» Given text
--- Start ---
Partitioning is powerful functionality that allows tables, indexes, and index-organized tables to be subdivided into smaller pieces, enabling these database objects to be managed and accessed at a finer level of granularity. Oracle provides a comprehensive range of partitioning schemes to address every business requirement. Moreover, since it is entirely transparent in SQL statements, partitioning can be used with any application, from packaged OLTP applications to data warehouses.

Key Benefits

Partitioning:

  • Increases performance by only working on the data that is relevant.
  • Improves availability through individual partition manageability.
  • Decreases costs by storing data in the most appropriate manner.
  • Is easy as to implement as it requires no changes to applications and queries.
  • Is a mature, well proven feature used by thousands of Oracle customers.
     

Partitioning Methods

Oracle supports a wide array of partitioning methods:

  • Range Partitioning - the data is distributed based on a range of values.
  • List Partitioning The data distribution is defined by a discrete list of values. One or multiple columns can be used as partition key.
  • Auto-List Partitioning - extends the capabilities of the list method by automatically defining new partitions for any new partition key values.
  • Hash Partitioning - an internal hash algorithm is applied to the partitioning key to determine the partition.
  • Composite Partitioning - combinations of two data distribution methods are used. First, the table is partitioned by data distribution method one and then each partition is further subdivided into subpartitions using the second data distribution method.
  • Multi-Column Range Partitioning - an option for when the partitioning key is composed of several columns and subsequent columns define a higher level of granularity than the preceding ones.
  • Interval Partitioning - extends the capabilities of the range method by automatically defining equi-partitioned ranges for any future partitions using an interval definition as part of the table metadata.
  • Reference Partitioning Partitions - a table by leveraging an existing parent-child relationship. The primary key relationship is used to inherit the partitioning strategy of the parent table to its child table.
  • Virtual Column Based Partitioning - allows the partitioning key to be an expression, using one or more existing columns of a table, and storing the expression as metadata only.
  • Interval Reference Partitioning - an extension to reference partitioning that allows the use of interval partitioned tables as parent tables for reference partitioning.

Summary

Partitioned tables can be created as internal heap or index organized tables, as external tables, and beginning with Oracle Database 19c as hybrid partitioned tables. The availability of individual partitioning methods varies with the type of the table.
--- End ---
» Information supplied
--- Start ---
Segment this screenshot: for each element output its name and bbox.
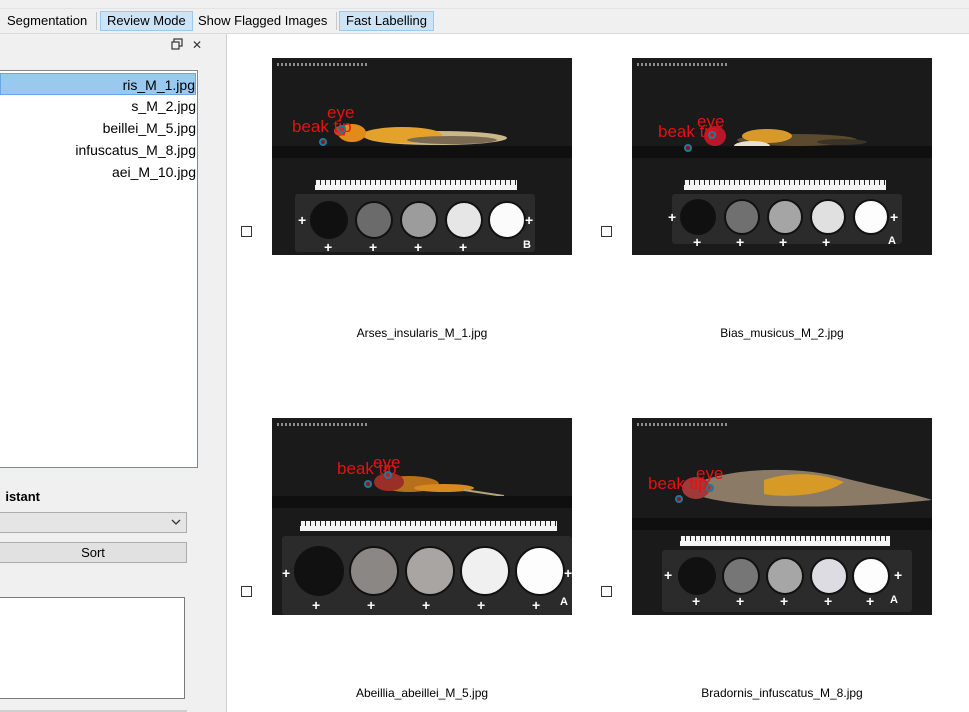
--- End ---
» Given instruction 1
Using the text on Oracle partitioning, decide whether each statement agrees with it: (a) interval partitioning builds on the range method, (b) hybrid partitioned tables are available beginning with Oracle Database 12c, (c) hash partitioning assigns rows to partitions using a discrete list of values. Answer yes or no for each, quoting the words of the text that decide it.
» Given instruction 2
According to the text on Oracle partitioning, which method extends the list method by automatically defining new partitions for any new partition key values?
» Given instruction 3
Repeat the text on Oracle partitioning word for word from "Partitioning is powerful" up to and including "individual partition manageability.".
The data are not needed for any of this.

» Task response 1
(a) Yes: "extends the capabilities of the range method by automatically defining equi-partitioned ranges for any future partitions"
(b) No: "beginning with Oracle Database 19c as hybrid partitioned tables"
(c) No: "an internal hash algorithm is applied to the partitioning key to determine the partition"

» Task response 2
Auto-List Partitioning.

» Task response 3
Partitioning is powerful functionality that allows tables, indexes, and index-organized tables to be subdivided into smaller pieces, enabling these database objects to be managed and accessed at a finer level of granularity. Oracle provides a comprehensive range of partitioning schemes to address every business requirement. Moreover, since it is entirely transparent in SQL statements, partitioning can be used with any application, from packaged OLTP applications to data warehouses.

Key Benefits

Partitioning:

  • Increases performance by only working on the data that is relevant.
  • Improves availability through individual partition manageability.